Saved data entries

☆ ☆ ☆ ☆

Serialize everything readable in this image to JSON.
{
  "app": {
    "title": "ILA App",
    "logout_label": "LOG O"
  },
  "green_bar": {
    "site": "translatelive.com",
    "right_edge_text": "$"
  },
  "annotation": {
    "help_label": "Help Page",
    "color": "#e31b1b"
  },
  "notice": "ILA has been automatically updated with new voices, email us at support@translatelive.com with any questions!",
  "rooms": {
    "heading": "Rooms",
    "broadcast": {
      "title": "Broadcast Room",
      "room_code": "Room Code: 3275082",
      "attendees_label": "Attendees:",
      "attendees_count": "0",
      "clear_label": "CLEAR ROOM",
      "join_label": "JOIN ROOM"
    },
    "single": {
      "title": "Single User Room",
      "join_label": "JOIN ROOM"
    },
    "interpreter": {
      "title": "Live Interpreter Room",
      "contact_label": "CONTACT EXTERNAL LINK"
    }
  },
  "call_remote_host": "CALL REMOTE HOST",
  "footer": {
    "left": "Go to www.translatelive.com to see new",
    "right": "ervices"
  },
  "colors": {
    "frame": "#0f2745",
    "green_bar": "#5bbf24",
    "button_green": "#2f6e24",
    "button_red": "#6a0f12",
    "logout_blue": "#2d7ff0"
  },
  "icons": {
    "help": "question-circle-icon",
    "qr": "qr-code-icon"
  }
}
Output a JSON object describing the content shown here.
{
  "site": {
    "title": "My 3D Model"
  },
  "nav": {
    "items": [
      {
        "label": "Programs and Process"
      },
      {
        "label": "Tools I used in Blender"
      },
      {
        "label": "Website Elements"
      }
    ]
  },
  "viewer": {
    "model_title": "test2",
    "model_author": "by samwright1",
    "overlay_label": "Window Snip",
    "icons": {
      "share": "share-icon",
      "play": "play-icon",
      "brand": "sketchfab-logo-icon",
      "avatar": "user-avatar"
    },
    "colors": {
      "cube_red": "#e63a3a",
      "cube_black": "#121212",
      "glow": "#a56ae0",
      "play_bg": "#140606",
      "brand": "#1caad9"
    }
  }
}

☆ ☆ ☆ ☆

> To do: All of the entries should be written out again exactly.

> Full response:
Serialize everything readable in this image to JSON.
{
  "app": {
    "title": "ILA App",
    "logout_label": "LOG O"
  },
  "green_bar": {
    "site": "translatelive.com",
    "right_edge_text": "$"
  },
  "annotation": {
    "help_label": "Help Page",
    "color": "#e31b1b"
  },
  "notice": "ILA has been automatically updated with new voices, email us at support@translatelive.com with any questions!",
  "rooms": {
    "heading": "Rooms",
    "broadcast": {
      "title": "Broadcast Room",
      "room_code": "Room Code: 3275082",
      "attendees_label": "Attendees:",
      "attendees_count": "0",
      "clear_label": "CLEAR ROOM",
      "join_label": "JOIN ROOM"
    },
    "single": {
      "title": "Single User Room",
      "join_label": "JOIN ROOM"
    },
    "interpreter": {
      "title": "Live Interpreter Room",
      "contact_label": "CONTACT EXTERNAL LINK"
    }
  },
  "call_remote_host": "CALL REMOTE HOST",
  "footer": {
    "left": "Go to www.translatelive.com to see new",
    "right": "ervices"
  },
  "colors": {
    "frame": "#0f2745",
    "green_bar": "#5bbf24",
    "button_green": "#2f6e24",
    "button_red": "#6a0f12",
    "logout_blue": "#2d7ff0"
  },
  "icons": {
    "help": "question-circle-icon",
    "qr": "qr-code-icon"
  }
}
Output a JSON object describing the content shown here.
{
  "site": {
    "title": "My 3D Model"
  },
  "nav": {
    "items": [
      {
        "label": "Programs and Process"
      },
      {
        "label": "Tools I used in Blender"
      },
      {
        "label": "Website Elements"
      }
    ]
  },
  "viewer": {
    "model_title": "test2",
    "model_author": "by samwright1",
    "overlay_label": "Window Snip",
    "icons": {
      "share": "share-icon",
      "play": "play-icon",
      "brand": "sketchfab-logo-icon",
      "avatar": "user-avatar"
    },
    "colors": {
      "cube_red": "#e63a3a",
      "cube_black": "#121212",
      "glow": "#a56ae0",
      "play_bg": "#140606",
      "brand": "#1caad9"
    }
  }
}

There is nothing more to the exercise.